* **EXERCISE BRIEF**
Return every record exactly as written.

* **LISTED ENTRIES**
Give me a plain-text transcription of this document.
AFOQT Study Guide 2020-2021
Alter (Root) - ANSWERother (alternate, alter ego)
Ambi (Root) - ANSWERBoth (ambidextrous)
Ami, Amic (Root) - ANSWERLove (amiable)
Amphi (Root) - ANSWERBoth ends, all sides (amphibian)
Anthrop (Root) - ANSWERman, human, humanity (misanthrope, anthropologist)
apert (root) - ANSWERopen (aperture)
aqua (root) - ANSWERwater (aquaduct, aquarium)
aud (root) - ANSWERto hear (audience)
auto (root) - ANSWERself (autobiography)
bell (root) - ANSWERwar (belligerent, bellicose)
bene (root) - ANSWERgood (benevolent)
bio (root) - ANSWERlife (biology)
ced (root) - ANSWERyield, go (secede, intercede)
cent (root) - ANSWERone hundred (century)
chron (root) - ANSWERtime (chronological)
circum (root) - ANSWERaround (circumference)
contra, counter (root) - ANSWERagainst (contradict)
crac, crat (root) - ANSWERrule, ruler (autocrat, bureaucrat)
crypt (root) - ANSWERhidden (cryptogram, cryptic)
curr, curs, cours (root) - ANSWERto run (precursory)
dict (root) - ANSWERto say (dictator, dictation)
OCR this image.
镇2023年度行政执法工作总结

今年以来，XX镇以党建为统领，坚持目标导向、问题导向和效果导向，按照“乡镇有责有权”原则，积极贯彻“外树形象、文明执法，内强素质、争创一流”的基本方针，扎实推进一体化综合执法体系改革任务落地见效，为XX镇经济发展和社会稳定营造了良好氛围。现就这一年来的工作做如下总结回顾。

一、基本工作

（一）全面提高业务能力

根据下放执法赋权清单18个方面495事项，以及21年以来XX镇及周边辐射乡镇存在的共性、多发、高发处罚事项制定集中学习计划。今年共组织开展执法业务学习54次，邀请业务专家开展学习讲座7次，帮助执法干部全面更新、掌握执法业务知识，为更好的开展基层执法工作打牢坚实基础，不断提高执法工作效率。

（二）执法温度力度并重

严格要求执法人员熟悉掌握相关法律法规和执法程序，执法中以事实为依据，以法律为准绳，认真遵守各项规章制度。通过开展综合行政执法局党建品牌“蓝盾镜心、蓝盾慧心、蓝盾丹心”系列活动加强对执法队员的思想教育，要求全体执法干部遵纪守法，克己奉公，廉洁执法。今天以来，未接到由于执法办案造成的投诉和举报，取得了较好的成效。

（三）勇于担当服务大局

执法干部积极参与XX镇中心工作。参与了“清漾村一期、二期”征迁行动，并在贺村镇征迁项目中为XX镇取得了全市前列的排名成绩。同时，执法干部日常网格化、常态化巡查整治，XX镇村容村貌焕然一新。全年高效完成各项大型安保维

* **TASK RESPONSE**
Give me a plain-text transcription of this document.
AFOQT Study Guide 2020-2021
Alter (Root) - ANSWERother (alternate, alter ego)
Ambi (Root) - ANSWERBoth (ambidextrous)
Ami, Amic (Root) - ANSWERLove (amiable)
Amphi (Root) - ANSWERBoth ends, all sides (amphibian)
Anthrop (Root) - ANSWERman, human, humanity (misanthrope, anthropologist)
apert (root) - ANSWERopen (aperture)
aqua (root) - ANSWERwater (aquaduct, aquarium)
aud (root) - ANSWERto hear (audience)
auto (root) - ANSWERself (autobiography)
bell (root) - ANSWERwar (belligerent, bellicose)
bene (root) - ANSWERgood (benevolent)
bio (root) - ANSWERlife (biology)
ced (root) - ANSWERyield, go (secede, intercede)
cent (root) - ANSWERone hundred (century)
chron (root) - ANSWERtime (chronological)
circum (root) - ANSWERaround (circumference)
contra, counter (root) - ANSWERagainst (contradict)
crac, crat (root) - ANSWERrule, ruler (autocrat, bureaucrat)
crypt (root) - ANSWERhidden (cryptogram, cryptic)
curr, curs, cours (root) - ANSWERto run (precursory)
dict (root) - ANSWERto say (dictator, dictation)
OCR this image.
镇2023年度行政执法工作总结

今年以来，XX镇以党建为统领，坚持目标导向、问题导向和效果导向，按照“乡镇有责有权”原则，积极贯彻“外树形象、文明执法，内强素质、争创一流”的基本方针，扎实推进一体化综合执法体系改革任务落地见效，为XX镇经济发展和社会稳定营造了良好氛围。现就这一年来的工作做如下总结回顾。

一、基本工作

（一）全面提高业务能力

根据下放执法赋权清单18个方面495事项，以及21年以来XX镇及周边辐射乡镇存在的共性、多发、高发处罚事项制定集中学习计划。今年共组织开展执法业务学习54次，邀请业务专家开展学习讲座7次，帮助执法干部全面更新、掌握执法业务知识，为更好的开展基层执法工作打牢坚实基础，不断提高执法工作效率。

（二）执法温度力度并重

严格要求执法人员熟悉掌握相关法律法规和执法程序，执法中以事实为依据，以法律为准绳，认真遵守各项规章制度。通过开展综合行政执法局党建品牌“蓝盾镜心、蓝盾慧心、蓝盾丹心”系列活动加强对执法队员的思想教育，要求全体执法干部遵纪守法，克己奉公，廉洁执法。今天以来，未接到由于执法办案造成的投诉和举报，取得了较好的成效。

（三）勇于担当服务大局

执法干部积极参与XX镇中心工作。参与了“清漾村一期、二期”征迁行动，并在贺村镇征迁项目中为XX镇取得了全市前列的排名成绩。同时，执法干部日常网格化、常态化巡查整治，XX镇村容村貌焕然一新。全年高效完成各项大型安保维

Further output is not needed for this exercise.